_BRIEF_
Copy the records below exactly, omitting any pictures they contain.

_ENTRIES PROVIDED_

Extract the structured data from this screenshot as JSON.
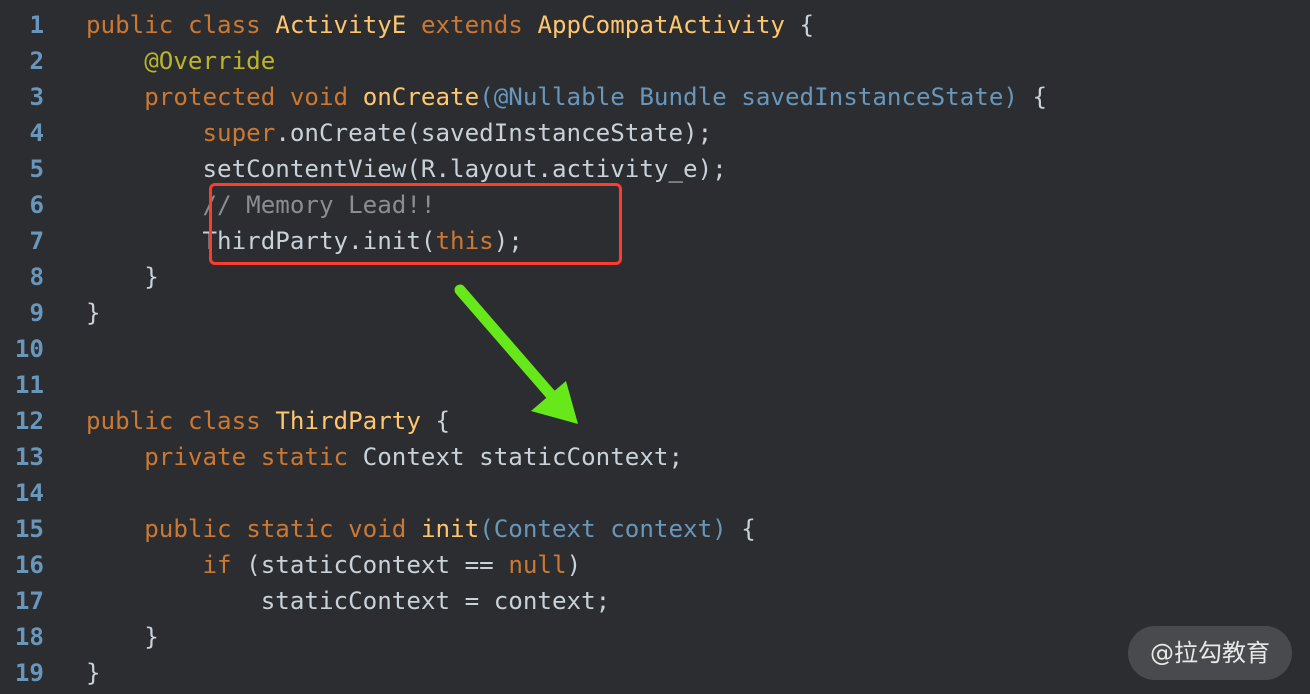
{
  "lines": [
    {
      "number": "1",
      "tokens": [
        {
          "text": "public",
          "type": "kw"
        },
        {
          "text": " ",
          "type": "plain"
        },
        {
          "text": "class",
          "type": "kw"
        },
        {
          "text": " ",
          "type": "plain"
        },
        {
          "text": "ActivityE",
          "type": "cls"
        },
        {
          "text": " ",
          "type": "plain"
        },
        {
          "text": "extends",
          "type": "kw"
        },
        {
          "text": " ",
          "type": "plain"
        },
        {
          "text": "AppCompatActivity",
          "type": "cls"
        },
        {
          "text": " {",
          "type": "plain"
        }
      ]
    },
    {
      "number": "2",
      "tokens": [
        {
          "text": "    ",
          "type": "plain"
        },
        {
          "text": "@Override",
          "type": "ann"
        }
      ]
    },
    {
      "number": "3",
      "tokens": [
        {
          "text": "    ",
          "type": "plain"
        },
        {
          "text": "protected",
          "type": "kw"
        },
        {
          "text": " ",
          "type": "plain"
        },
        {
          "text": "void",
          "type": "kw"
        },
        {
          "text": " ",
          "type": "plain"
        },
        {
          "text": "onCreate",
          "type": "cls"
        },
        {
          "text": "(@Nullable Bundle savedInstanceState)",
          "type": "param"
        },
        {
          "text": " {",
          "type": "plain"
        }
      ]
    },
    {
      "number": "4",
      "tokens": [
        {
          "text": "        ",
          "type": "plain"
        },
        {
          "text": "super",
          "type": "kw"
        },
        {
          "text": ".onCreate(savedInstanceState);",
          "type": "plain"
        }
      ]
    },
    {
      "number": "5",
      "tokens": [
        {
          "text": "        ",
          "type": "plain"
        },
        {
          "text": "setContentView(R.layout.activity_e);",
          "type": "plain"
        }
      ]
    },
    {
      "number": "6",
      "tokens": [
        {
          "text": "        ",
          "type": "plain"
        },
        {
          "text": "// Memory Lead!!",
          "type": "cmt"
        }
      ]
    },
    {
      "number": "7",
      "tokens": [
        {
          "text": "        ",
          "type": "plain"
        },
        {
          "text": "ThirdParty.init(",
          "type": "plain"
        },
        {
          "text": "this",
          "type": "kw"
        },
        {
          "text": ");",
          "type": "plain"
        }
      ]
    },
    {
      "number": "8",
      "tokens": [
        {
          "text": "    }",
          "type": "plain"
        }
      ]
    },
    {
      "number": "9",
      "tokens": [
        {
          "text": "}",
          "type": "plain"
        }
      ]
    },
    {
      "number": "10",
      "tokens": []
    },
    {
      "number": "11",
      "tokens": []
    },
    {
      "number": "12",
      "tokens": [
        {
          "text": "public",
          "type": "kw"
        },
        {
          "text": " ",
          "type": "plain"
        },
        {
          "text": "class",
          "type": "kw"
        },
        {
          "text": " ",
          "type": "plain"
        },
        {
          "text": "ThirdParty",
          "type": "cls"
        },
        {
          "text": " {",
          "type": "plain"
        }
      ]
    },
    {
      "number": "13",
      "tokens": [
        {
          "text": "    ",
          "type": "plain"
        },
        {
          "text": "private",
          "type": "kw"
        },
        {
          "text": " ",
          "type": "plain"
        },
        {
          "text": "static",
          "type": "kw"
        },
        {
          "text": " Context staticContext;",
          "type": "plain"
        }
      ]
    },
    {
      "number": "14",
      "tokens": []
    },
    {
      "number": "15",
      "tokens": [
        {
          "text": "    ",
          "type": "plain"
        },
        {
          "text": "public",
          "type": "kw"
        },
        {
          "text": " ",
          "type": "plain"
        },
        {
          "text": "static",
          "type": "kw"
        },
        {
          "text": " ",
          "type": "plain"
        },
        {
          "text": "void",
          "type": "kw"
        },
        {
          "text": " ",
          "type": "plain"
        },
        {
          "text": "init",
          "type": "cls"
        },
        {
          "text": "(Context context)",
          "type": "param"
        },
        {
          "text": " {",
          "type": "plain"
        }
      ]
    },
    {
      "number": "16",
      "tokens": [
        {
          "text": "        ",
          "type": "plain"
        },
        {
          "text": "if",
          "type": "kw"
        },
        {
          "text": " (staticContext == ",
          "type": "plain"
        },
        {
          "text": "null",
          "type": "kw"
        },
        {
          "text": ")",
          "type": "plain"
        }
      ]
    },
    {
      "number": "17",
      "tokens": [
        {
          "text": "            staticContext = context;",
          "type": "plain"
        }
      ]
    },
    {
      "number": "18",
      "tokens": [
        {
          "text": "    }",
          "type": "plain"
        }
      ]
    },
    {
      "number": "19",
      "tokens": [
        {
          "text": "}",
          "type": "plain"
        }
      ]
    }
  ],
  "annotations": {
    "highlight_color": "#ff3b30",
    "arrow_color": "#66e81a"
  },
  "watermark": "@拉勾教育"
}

_RESULT OF THIS TASK_
Extract the structured data from this screenshot as JSON.
{
  "lines": [
    {
      "number": "1",
      "tokens": [
        {
          "text": "public",
          "type": "kw"
        },
        {
          "text": " ",
          "type": "plain"
        },
        {
          "text": "class",
          "type": "kw"
        },
        {
          "text": " ",
          "type": "plain"
        },
        {
          "text": "ActivityE",
          "type": "cls"
        },
        {
          "text": " ",
          "type": "plain"
        },
        {
          "text": "extends",
          "type": "kw"
        },
        {
          "text": " ",
          "type": "plain"
        },
        {
          "text": "AppCompatActivity",
          "type": "cls"
        },
        {
          "text": " {",
          "type": "plain"
        }
      ]
    },
    {
      "number": "2",
      "tokens": [
        {
          "text": "    ",
          "type": "plain"
        },
        {
          "text": "@Override",
          "type": "ann"
        }
      ]
    },
    {
      "number": "3",
      "tokens": [
        {
          "text": "    ",
          "type": "plain"
        },
        {
          "text": "protected",
          "type": "kw"
        },
        {
          "text": " ",
          "type": "plain"
        },
        {
          "text": "void",
          "type": "kw"
        },
        {
          "text": " ",
          "type": "plain"
        },
        {
          "text": "onCreate",
          "type": "cls"
        },
        {
          "text": "(@Nullable Bundle savedInstanceState)",
          "type": "param"
        },
        {
          "text": " {",
          "type": "plain"
        }
      ]
    },
    {
      "number": "4",
      "tokens": [
        {
          "text": "        ",
          "type": "plain"
        },
        {
          "text": "super",
          "type": "kw"
        },
        {
          "text": ".onCreate(savedInstanceState);",
          "type": "plain"
        }
      ]
    },
    {
      "number": "5",
      "tokens": [
        {
          "text": "        ",
          "type": "plain"
        },
        {
          "text": "setContentView(R.layout.activity_e);",
          "type": "plain"
        }
      ]
    },
    {
      "number": "6",
      "tokens": [
        {
          "text": "        ",
          "type": "plain"
        },
        {
          "text": "// Memory Lead!!",
          "type": "cmt"
        }
      ]
    },
    {
      "number": "7",
      "tokens": [
        {
          "text": "        ",
          "type": "plain"
        },
        {
          "text": "ThirdParty.init(",
          "type": "plain"
        },
        {
          "text": "this",
          "type": "kw"
        },
        {
          "text": ");",
          "type": "plain"
        }
      ]
    },
    {
      "number": "8",
      "tokens": [
        {
          "text": "    }",
          "type": "plain"
        }
      ]
    },
    {
      "number": "9",
      "tokens": [
        {
          "text": "}",
          "type": "plain"
        }
      ]
    },
    {
      "number": "10",
      "tokens": []
    },
    {
      "number": "11",
      "tokens": []
    },
    {
      "number": "12",
      "tokens": [
        {
          "text": "public",
          "type": "kw"
        },
        {
          "text": " ",
          "type": "plain"
        },
        {
          "text": "class",
          "type": "kw"
        },
        {
          "text": " ",
          "type": "plain"
        },
        {
          "text": "ThirdParty",
          "type": "cls"
        },
        {
          "text": " {",
          "type": "plain"
        }
      ]
    },
    {
      "number": "13",
      "tokens": [
        {
          "text": "    ",
          "type": "plain"
        },
        {
          "text": "private",
          "type": "kw"
        },
        {
          "text": " ",
          "type": "plain"
        },
        {
          "text": "static",
          "type": "kw"
        },
        {
          "text": " Context staticContext;",
          "type": "plain"
        }
      ]
    },
    {
      "number": "14",
      "tokens": []
    },
    {
      "number": "15",
      "tokens": [
        {
          "text": "    ",
          "type": "plain"
        },
        {
          "text": "public",
          "type": "kw"
        },
        {
          "text": " ",
          "type": "plain"
        },
        {
          "text": "static",
          "type": "kw"
        },
        {
          "text": " ",
          "type": "plain"
        },
        {
          "text": "void",
          "type": "kw"
        },
        {
          "text": " ",
          "type": "plain"
        },
        {
          "text": "init",
          "type": "cls"
        },
        {
          "text": "(Context context)",
          "type": "param"
        },
        {
          "text": " {",
          "type": "plain"
        }
      ]
    },
    {
      "number": "16",
      "tokens": [
        {
          "text": "        ",
          "type": "plain"
        },
        {
          "text": "if",
          "type": "kw"
        },
        {
          "text": " (staticContext == ",
          "type": "plain"
        },
        {
          "text": "null",
          "type": "kw"
        },
        {
          "text": ")",
          "type": "plain"
        }
      ]
    },
    {
      "number": "17",
      "tokens": [
        {
          "text": "            staticContext = context;",
          "type": "plain"
        }
      ]
    },
    {
      "number": "18",
      "tokens": [
        {
          "text": "    }",
          "type": "plain"
        }
      ]
    },
    {
      "number": "19",
      "tokens": [
        {
          "text": "}",
          "type": "plain"
        }
      ]
    }
  ],
  "annotations": {
    "highlight_color": "#ff3b30",
    "arrow_color": "#66e81a"
  },
  "watermark": "@拉勾教育"
}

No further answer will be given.